[Input]
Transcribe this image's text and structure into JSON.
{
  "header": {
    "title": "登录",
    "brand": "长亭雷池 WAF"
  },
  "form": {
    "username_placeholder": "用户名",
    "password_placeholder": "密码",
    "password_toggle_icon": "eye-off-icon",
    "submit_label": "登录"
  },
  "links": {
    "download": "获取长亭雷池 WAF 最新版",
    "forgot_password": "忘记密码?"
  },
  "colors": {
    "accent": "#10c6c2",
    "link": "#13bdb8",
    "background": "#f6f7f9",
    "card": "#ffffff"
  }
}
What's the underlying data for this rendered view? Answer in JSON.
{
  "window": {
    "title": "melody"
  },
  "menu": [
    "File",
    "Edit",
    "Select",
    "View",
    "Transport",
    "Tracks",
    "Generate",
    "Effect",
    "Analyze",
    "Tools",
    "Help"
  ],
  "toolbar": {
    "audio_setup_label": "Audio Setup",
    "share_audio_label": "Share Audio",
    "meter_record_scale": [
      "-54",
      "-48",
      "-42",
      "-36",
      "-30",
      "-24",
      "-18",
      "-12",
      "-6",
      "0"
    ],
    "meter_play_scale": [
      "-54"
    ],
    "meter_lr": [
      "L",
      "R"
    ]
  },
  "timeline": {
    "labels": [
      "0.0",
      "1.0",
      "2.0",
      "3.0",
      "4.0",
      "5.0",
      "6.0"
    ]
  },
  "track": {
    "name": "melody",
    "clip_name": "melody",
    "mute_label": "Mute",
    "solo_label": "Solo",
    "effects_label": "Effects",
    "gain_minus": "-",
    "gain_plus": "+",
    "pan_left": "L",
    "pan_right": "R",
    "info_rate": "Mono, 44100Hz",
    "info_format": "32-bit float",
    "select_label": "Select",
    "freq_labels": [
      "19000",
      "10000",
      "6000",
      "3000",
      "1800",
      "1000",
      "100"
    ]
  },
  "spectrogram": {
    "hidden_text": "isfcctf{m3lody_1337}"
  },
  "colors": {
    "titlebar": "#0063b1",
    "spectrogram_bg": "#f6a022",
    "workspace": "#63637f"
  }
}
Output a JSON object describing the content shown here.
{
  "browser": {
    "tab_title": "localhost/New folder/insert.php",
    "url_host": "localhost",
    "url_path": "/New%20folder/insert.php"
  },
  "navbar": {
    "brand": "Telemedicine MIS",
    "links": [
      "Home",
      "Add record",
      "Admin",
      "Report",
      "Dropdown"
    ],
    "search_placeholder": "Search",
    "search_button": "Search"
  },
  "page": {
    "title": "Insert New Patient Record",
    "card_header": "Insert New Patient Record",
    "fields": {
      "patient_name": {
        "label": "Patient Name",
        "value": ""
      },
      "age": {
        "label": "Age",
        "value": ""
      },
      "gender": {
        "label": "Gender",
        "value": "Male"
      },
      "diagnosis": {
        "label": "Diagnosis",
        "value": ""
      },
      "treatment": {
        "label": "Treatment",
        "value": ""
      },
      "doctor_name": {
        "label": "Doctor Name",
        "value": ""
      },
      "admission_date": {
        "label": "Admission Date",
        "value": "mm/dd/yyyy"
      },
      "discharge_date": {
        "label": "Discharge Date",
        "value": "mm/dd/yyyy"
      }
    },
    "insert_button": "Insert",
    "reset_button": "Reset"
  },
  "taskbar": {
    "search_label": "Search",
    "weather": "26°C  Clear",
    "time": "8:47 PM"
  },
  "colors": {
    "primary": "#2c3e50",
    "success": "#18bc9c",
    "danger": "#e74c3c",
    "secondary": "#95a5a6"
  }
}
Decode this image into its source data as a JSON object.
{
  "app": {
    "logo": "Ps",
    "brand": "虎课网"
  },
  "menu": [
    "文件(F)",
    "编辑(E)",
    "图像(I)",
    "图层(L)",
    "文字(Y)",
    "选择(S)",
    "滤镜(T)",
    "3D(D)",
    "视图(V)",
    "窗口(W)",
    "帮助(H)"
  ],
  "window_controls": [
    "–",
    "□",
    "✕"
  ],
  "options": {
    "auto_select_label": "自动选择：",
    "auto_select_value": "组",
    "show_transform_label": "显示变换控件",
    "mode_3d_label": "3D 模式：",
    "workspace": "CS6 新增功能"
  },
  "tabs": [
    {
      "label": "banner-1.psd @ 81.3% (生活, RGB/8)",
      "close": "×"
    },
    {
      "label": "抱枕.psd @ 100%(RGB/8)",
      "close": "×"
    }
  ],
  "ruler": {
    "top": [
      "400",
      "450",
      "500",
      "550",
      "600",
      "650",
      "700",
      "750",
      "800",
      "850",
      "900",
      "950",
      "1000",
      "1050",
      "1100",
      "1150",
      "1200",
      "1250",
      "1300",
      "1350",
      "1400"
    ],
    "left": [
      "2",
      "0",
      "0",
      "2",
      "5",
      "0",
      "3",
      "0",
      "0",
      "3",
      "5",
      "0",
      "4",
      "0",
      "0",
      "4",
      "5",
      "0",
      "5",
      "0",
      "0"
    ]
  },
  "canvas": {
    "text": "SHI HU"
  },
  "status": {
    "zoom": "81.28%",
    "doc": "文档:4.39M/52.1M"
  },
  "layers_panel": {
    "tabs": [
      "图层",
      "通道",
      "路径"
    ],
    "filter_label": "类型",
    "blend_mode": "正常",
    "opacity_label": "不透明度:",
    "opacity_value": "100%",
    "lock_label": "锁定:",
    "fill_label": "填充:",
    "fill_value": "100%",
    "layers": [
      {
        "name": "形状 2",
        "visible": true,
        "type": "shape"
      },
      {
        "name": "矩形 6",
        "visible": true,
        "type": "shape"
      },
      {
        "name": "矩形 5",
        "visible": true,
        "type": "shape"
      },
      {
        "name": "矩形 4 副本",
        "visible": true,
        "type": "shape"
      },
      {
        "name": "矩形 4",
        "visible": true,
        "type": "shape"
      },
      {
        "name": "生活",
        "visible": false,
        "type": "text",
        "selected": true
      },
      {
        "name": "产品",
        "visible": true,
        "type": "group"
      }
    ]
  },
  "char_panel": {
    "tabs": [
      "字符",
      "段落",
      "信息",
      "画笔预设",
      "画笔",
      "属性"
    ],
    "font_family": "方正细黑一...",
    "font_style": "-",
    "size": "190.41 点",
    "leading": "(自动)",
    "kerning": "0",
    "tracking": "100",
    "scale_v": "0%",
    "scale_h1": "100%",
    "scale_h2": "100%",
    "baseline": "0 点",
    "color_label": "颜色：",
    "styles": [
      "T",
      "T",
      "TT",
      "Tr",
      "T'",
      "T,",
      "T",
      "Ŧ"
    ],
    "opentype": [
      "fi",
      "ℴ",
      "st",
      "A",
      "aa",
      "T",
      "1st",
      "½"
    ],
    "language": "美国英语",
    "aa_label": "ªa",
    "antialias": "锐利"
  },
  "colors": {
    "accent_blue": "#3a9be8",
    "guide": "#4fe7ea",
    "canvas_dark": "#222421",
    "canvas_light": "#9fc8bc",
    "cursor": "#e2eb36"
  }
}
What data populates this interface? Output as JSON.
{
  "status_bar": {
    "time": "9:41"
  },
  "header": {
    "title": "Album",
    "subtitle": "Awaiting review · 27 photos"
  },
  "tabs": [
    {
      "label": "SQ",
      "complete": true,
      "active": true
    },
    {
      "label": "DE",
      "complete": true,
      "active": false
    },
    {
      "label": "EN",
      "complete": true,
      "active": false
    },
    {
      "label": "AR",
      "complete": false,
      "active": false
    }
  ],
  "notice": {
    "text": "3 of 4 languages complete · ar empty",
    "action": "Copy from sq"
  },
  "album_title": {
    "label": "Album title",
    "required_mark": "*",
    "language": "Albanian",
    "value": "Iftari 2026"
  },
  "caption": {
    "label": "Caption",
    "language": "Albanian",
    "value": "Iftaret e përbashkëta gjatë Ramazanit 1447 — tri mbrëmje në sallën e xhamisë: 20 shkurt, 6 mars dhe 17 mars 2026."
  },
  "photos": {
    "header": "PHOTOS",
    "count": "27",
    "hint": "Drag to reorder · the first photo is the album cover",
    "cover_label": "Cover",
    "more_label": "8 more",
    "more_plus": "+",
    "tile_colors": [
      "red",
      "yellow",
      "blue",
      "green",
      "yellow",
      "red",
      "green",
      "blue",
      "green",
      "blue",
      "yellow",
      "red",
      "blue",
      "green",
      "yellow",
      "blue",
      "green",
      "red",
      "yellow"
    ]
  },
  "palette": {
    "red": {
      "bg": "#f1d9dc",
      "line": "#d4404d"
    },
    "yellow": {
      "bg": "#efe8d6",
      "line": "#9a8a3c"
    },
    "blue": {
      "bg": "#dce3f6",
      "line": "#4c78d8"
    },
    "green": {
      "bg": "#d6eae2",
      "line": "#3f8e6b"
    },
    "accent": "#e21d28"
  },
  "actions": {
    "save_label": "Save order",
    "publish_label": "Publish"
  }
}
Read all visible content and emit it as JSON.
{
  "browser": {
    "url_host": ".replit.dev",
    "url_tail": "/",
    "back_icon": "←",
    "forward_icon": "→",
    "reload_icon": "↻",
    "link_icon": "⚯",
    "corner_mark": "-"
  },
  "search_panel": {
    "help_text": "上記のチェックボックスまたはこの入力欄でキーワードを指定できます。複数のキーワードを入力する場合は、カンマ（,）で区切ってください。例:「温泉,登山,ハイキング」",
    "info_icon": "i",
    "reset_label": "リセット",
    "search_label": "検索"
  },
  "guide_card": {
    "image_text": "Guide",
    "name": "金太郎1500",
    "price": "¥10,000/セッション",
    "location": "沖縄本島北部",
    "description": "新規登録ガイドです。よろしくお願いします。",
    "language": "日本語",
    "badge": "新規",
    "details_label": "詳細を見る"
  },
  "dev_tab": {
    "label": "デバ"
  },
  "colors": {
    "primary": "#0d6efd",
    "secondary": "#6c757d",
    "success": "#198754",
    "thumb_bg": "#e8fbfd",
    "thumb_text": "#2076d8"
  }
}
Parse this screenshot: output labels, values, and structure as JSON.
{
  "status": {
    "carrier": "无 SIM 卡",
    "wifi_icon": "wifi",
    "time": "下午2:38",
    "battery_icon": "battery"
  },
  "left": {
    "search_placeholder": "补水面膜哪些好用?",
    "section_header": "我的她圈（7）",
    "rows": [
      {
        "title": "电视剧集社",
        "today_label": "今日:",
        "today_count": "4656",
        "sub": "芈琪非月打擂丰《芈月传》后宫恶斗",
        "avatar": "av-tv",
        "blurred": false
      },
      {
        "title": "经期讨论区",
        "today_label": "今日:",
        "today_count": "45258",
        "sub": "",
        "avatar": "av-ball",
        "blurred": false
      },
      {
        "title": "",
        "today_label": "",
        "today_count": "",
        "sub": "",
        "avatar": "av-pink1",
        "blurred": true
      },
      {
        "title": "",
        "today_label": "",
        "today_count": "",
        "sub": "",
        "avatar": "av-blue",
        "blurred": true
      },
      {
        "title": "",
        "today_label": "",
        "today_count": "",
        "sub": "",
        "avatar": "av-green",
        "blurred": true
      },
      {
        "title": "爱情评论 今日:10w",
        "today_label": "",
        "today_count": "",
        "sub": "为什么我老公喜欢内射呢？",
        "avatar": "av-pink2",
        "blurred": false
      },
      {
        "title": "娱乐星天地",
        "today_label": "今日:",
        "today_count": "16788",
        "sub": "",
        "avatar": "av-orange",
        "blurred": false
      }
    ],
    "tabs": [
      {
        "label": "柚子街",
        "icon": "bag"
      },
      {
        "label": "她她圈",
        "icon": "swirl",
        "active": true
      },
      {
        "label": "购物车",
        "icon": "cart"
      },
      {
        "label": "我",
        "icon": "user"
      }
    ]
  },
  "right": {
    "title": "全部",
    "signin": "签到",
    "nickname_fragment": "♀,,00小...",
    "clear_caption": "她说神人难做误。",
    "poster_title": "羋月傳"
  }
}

[Goal] Search the entries for the word "content", then gather every line that has it.

[Final result]
Output a JSON object describing the content shown here.
Read all visible content and emit it as JSON.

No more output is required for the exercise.